-- begin --
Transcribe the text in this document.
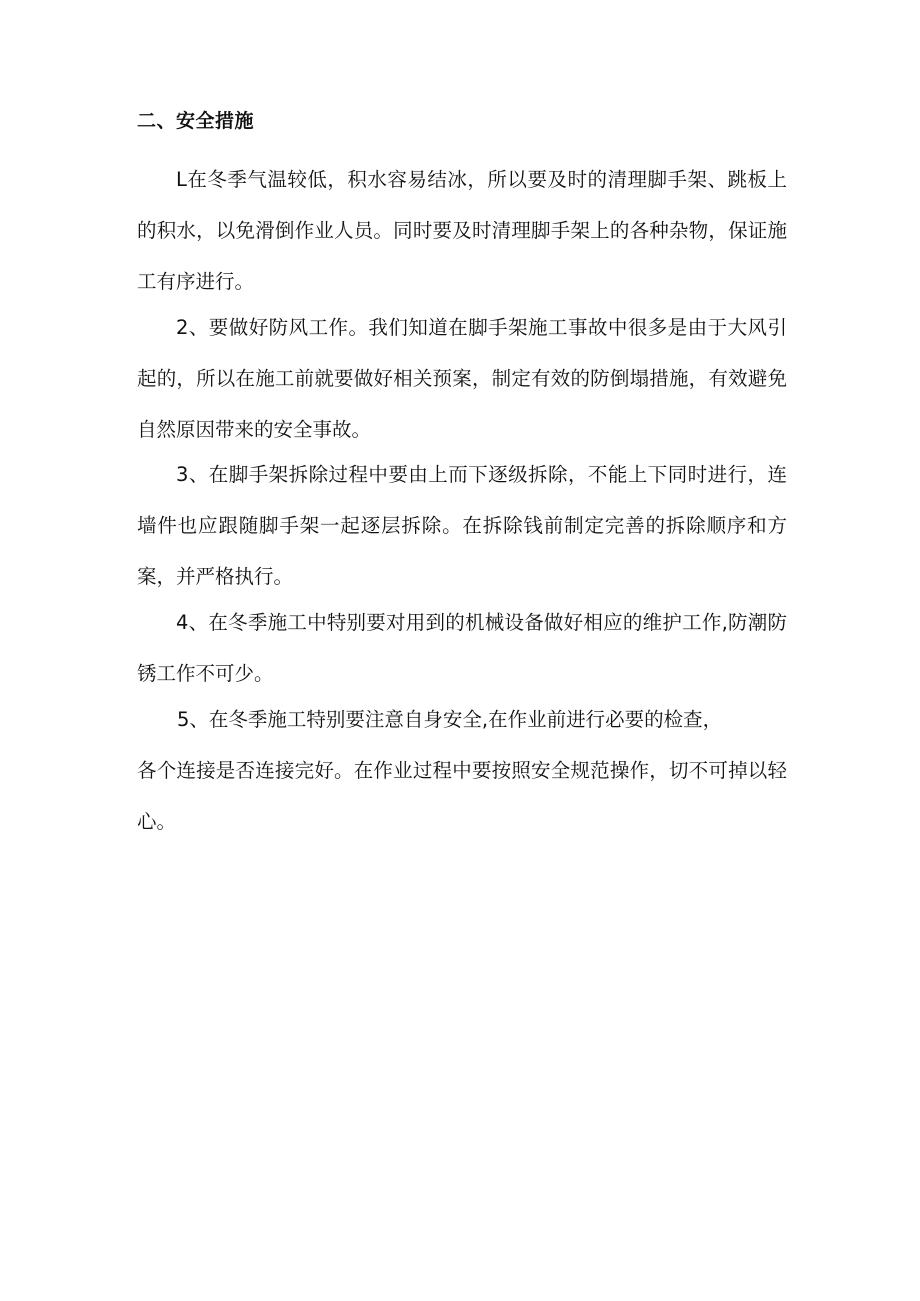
二、安全措施
L在冬季气温较低，积水容易结冰，所以要及时的清理脚手架、跳板上的积水，以免滑倒作业人员。同时要及时清理脚手架上的各种杂物，保证施工有序进行。
2、要做好防风工作。我们知道在脚手架施工事故中很多是由于大风引起的，所以在施工前就要做好相关预案，制定有效的防倒塌措施，有效避免自然原因带来的安全事故。
3、在脚手架拆除过程中要由上而下逐级拆除，不能上下同时进行，连墙件也应跟随脚手架一起逐层拆除。在拆除钱前制定完善的拆除顺序和方案，并严格执行。
4、在冬季施工中特别要对用到的机械设备做好相应的维护工作,防潮防锈工作不可少。
5、在冬季施工特别要注意自身安全,在作业前进行必要的检查，
各个连接是否连接完好。在作业过程中要按照安全规范操作，切不可掉以轻心。
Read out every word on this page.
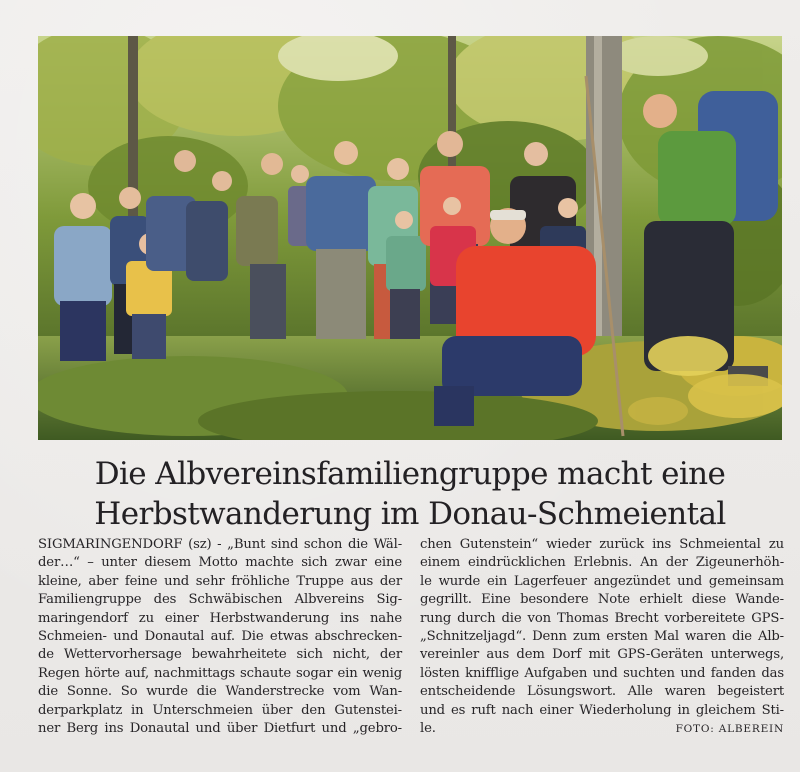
Die Albvereinsfamiliengruppe macht eine
Herbstwanderung im Donau-Schmeiental
SIGMARINGENDORF (sz) - „Bunt sind schon die Wäl-
der…“ – unter diesem Motto machte sich zwar eine
kleine, aber feine und sehr fröhliche Truppe aus der
Familiengruppe des Schwäbischen Albvereins Sig-
maringendorf zu einer Herbstwanderung ins nahe
Schmeien- und Donautal auf. Die etwas abschrecken-
de Wettervorhersage bewahrheitete sich nicht, der
Regen hörte auf, nachmittags schaute sogar ein wenig
die Sonne. So wurde die Wanderstrecke vom Wan-
derparkplatz in Unterschmeien über den Gutenstei-
ner Berg ins Donautal und über Dietfurt und „gebro-
chen Gutenstein“ wieder zurück ins Schmeiental zu
einem eindrücklichen Erlebnis. An der Zigeunerhöh-
le wurde ein Lagerfeuer angezündet und gemeinsam
gegrillt. Eine besondere Note erhielt diese Wande-
rung durch die von Thomas Brecht vorbereitete GPS-
„Schnitzeljagd“. Denn zum ersten Mal waren die Alb-
vereinler aus dem Dorf mit GPS-Geräten unterwegs,
lösten knifflige Aufgaben und suchten und fanden das
entscheidende Lösungswort. Alle waren begeistert
und es ruft nach einer Wiederholung in gleichem Sti-
le.	FOTO: ALBEREIN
-- end --
What you need to do: Without including any pictures, reproduce the listing exactly.

Expected answer:
Transcribe the text in this document.
二、安全措施
L在冬季气温较低，积水容易结冰，所以要及时的清理脚手架、跳板上的积水，以免滑倒作业人员。同时要及时清理脚手架上的各种杂物，保证施工有序进行。
2、要做好防风工作。我们知道在脚手架施工事故中很多是由于大风引起的，所以在施工前就要做好相关预案，制定有效的防倒塌措施，有效避免自然原因带来的安全事故。
3、在脚手架拆除过程中要由上而下逐级拆除，不能上下同时进行，连墙件也应跟随脚手架一起逐层拆除。在拆除钱前制定完善的拆除顺序和方案，并严格执行。
4、在冬季施工中特别要对用到的机械设备做好相应的维护工作,防潮防锈工作不可少。
5、在冬季施工特别要注意自身安全,在作业前进行必要的检查，
各个连接是否连接完好。在作业过程中要按照安全规范操作，切不可掉以轻心。
Read out every word on this page.
Die Albvereinsfamiliengruppe macht eine
Herbstwanderung im Donau-Schmeiental
SIGMARINGENDORF (sz) - „Bunt sind schon die Wäl-
der…“ – unter diesem Motto machte sich zwar eine
kleine, aber feine und sehr fröhliche Truppe aus der
Familiengruppe des Schwäbischen Albvereins Sig-
maringendorf zu einer Herbstwanderung ins nahe
Schmeien- und Donautal auf. Die etwas abschrecken-
de Wettervorhersage bewahrheitete sich nicht, der
Regen hörte auf, nachmittags schaute sogar ein wenig
die Sonne. So wurde die Wanderstrecke vom Wan-
derparkplatz in Unterschmeien über den Gutenstei-
ner Berg ins Donautal und über Dietfurt und „gebro-
chen Gutenstein“ wieder zurück ins Schmeiental zu
einem eindrücklichen Erlebnis. An der Zigeunerhöh-
le wurde ein Lagerfeuer angezündet und gemeinsam
gegrillt. Eine besondere Note erhielt diese Wande-
rung durch die von Thomas Brecht vorbereitete GPS-
„Schnitzeljagd“. Denn zum ersten Mal waren die Alb-
vereinler aus dem Dorf mit GPS-Geräten unterwegs,
lösten knifflige Aufgaben und suchten und fanden das
entscheidende Lösungswort. Alle waren begeistert
und es ruft nach einer Wiederholung in gleichem Sti-
le.	FOTO: ALBEREIN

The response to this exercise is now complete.